* Start Dataset excerpts *

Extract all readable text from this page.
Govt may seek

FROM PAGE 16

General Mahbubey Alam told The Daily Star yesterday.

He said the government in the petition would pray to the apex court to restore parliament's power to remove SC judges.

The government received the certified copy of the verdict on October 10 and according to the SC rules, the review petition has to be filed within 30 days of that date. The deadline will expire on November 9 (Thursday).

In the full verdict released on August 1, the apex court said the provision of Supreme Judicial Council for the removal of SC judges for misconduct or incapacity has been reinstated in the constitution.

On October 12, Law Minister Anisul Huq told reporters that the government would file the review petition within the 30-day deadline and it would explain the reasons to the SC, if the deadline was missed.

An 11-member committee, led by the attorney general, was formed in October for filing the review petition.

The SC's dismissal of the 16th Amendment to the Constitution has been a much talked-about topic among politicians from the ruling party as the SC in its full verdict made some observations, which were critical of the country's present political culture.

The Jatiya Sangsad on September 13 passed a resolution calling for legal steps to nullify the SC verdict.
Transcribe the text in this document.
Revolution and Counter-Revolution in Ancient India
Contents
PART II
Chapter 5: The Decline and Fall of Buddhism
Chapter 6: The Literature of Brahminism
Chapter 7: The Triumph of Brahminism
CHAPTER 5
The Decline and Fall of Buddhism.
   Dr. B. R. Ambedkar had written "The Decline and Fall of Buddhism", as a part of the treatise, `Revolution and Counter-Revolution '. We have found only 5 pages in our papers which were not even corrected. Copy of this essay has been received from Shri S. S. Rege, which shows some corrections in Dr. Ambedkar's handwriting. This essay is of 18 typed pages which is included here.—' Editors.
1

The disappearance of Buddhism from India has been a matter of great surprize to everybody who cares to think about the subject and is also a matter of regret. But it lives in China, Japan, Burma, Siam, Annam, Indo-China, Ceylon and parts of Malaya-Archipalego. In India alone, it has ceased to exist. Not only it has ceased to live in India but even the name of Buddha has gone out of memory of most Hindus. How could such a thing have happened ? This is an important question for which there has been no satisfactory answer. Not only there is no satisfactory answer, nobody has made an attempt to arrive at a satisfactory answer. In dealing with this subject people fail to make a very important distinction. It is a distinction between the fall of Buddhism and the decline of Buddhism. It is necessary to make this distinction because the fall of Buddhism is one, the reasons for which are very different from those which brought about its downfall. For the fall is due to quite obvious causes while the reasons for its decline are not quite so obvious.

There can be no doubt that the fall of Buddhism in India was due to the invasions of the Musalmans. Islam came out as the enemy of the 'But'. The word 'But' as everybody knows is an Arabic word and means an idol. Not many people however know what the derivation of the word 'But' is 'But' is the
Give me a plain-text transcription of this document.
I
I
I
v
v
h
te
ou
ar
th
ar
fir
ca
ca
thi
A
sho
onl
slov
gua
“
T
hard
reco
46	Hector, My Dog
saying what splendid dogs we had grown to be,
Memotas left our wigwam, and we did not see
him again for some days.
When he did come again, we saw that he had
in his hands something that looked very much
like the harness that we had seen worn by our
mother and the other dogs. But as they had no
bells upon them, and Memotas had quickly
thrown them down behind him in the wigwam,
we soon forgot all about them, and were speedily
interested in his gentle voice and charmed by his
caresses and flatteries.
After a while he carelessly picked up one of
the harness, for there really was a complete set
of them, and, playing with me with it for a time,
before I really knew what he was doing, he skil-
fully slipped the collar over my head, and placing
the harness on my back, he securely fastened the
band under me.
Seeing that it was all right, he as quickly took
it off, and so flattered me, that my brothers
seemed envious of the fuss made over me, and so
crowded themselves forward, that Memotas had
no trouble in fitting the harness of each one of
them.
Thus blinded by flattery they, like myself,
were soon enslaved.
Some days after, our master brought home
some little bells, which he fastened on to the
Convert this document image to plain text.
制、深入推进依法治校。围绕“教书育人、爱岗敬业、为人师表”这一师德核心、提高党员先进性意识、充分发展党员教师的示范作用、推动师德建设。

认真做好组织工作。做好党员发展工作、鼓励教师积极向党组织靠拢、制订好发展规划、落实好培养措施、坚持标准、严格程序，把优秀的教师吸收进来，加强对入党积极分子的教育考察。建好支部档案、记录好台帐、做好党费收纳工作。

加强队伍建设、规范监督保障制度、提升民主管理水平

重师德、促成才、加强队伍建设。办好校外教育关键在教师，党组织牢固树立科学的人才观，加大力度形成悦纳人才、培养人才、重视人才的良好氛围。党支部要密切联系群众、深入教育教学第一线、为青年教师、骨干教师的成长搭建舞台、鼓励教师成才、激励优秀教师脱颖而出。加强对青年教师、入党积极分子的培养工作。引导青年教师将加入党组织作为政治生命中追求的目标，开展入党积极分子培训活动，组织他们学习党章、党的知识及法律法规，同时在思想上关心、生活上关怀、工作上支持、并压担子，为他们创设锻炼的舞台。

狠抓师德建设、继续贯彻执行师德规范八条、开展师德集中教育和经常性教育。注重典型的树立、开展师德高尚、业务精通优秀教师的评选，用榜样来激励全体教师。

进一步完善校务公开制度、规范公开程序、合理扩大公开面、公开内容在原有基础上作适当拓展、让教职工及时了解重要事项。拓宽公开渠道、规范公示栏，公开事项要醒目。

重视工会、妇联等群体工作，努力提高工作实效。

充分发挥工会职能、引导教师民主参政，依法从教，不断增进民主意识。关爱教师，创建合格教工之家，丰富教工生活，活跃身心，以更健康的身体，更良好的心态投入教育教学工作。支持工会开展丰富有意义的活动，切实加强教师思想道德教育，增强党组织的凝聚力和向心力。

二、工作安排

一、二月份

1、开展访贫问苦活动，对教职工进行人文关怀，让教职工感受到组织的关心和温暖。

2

* End Dataset excerpts *

Written request:
Transcribe all lines as written.

Task solution:
Extract all readable text from this page.
Govt may seek

FROM PAGE 16

General Mahbubey Alam told The Daily Star yesterday.

He said the government in the petition would pray to the apex court to restore parliament's power to remove SC judges.

The government received the certified copy of the verdict on October 10 and according to the SC rules, the review petition has to be filed within 30 days of that date. The deadline will expire on November 9 (Thursday).

In the full verdict released on August 1, the apex court said the provision of Supreme Judicial Council for the removal of SC judges for misconduct or incapacity has been reinstated in the constitution.

On October 12, Law Minister Anisul Huq told reporters that the government would file the review petition within the 30-day deadline and it would explain the reasons to the SC, if the deadline was missed.

An 11-member committee, led by the attorney general, was formed in October for filing the review petition.

The SC's dismissal of the 16th Amendment to the Constitution has been a much talked-about topic among politicians from the ruling party as the SC in its full verdict made some observations, which were critical of the country's present political culture.

The Jatiya Sangsad on September 13 passed a resolution calling for legal steps to nullify the SC verdict.
Transcribe the text in this document.
Revolution and Counter-Revolution in Ancient India
Contents
PART II
Chapter 5: The Decline and Fall of Buddhism
Chapter 6: The Literature of Brahminism
Chapter 7: The Triumph of Brahminism
CHAPTER 5
The Decline and Fall of Buddhism.
   Dr. B. R. Ambedkar had written "The Decline and Fall of Buddhism", as a part of the treatise, `Revolution and Counter-Revolution '. We have found only 5 pages in our papers which were not even corrected. Copy of this essay has been received from Shri S. S. Rege, which shows some corrections in Dr. Ambedkar's handwriting. This essay is of 18 typed pages which is included here.—' Editors.
1

The disappearance of Buddhism from India has been a matter of great surprize to everybody who cares to think about the subject and is also a matter of regret. But it lives in China, Japan, Burma, Siam, Annam, Indo-China, Ceylon and parts of Malaya-Archipalego. In India alone, it has ceased to exist. Not only it has ceased to live in India but even the name of Buddha has gone out of memory of most Hindus. How could such a thing have happened ? This is an important question for which there has been no satisfactory answer. Not only there is no satisfactory answer, nobody has made an attempt to arrive at a satisfactory answer. In dealing with this subject people fail to make a very important distinction. It is a distinction between the fall of Buddhism and the decline of Buddhism. It is necessary to make this distinction because the fall of Buddhism is one, the reasons for which are very different from those which brought about its downfall. For the fall is due to quite obvious causes while the reasons for its decline are not quite so obvious.

There can be no doubt that the fall of Buddhism in India was due to the invasions of the Musalmans. Islam came out as the enemy of the 'But'. The word 'But' as everybody knows is an Arabic word and means an idol. Not many people however know what the derivation of the word 'But' is 'But' is the
Give me a plain-text transcription of this document.
I
I
I
v
v
h
te
ou
ar
th
ar
fir
ca
ca
thi
A
sho
onl
slov
gua
“
T
hard
reco
46	Hector, My Dog
saying what splendid dogs we had grown to be,
Memotas left our wigwam, and we did not see
him again for some days.
When he did come again, we saw that he had
in his hands something that looked very much
like the harness that we had seen worn by our
mother and the other dogs. But as they had no
bells upon them, and Memotas had quickly
thrown them down behind him in the wigwam,
we soon forgot all about them, and were speedily
interested in his gentle voice and charmed by his
caresses and flatteries.
After a while he carelessly picked up one of
the harness, for there really was a complete set
of them, and, playing with me with it for a time,
before I really knew what he was doing, he skil-
fully slipped the collar over my head, and placing
the harness on my back, he securely fastened the
band under me.
Seeing that it was all right, he as quickly took
it off, and so flattered me, that my brothers
seemed envious of the fuss made over me, and so
crowded themselves forward, that Memotas had
no trouble in fitting the harness of each one of
them.
Thus blinded by flattery they, like myself,
were soon enslaved.
Some days after, our master brought home
some little bells, which he fastened on to the
Convert this document image to plain text.
制、深入推进依法治校。围绕“教书育人、爱岗敬业、为人师表”这一师德核心、提高党员先进性意识、充分发展党员教师的示范作用、推动师德建设。

认真做好组织工作。做好党员发展工作、鼓励教师积极向党组织靠拢、制订好发展规划、落实好培养措施、坚持标准、严格程序，把优秀的教师吸收进来，加强对入党积极分子的教育考察。建好支部档案、记录好台帐、做好党费收纳工作。

加强队伍建设、规范监督保障制度、提升民主管理水平

重师德、促成才、加强队伍建设。办好校外教育关键在教师，党组织牢固树立科学的人才观，加大力度形成悦纳人才、培养人才、重视人才的良好氛围。党支部要密切联系群众、深入教育教学第一线、为青年教师、骨干教师的成长搭建舞台、鼓励教师成才、激励优秀教师脱颖而出。加强对青年教师、入党积极分子的培养工作。引导青年教师将加入党组织作为政治生命中追求的目标，开展入党积极分子培训活动，组织他们学习党章、党的知识及法律法规，同时在思想上关心、生活上关怀、工作上支持、并压担子，为他们创设锻炼的舞台。

狠抓师德建设、继续贯彻执行师德规范八条、开展师德集中教育和经常性教育。注重典型的树立、开展师德高尚、业务精通优秀教师的评选，用榜样来激励全体教师。

进一步完善校务公开制度、规范公开程序、合理扩大公开面、公开内容在原有基础上作适当拓展、让教职工及时了解重要事项。拓宽公开渠道、规范公示栏，公开事项要醒目。

重视工会、妇联等群体工作，努力提高工作实效。

充分发挥工会职能、引导教师民主参政，依法从教，不断增进民主意识。关爱教师，创建合格教工之家，丰富教工生活，活跃身心，以更健康的身体，更良好的心态投入教育教学工作。支持工会开展丰富有意义的活动，切实加强教师思想道德教育，增强党组织的凝聚力和向心力。

二、工作安排

一、二月份

1、开展访贫问苦活动，对教职工进行人文关怀，让教职工感受到组织的关心和温暖。

2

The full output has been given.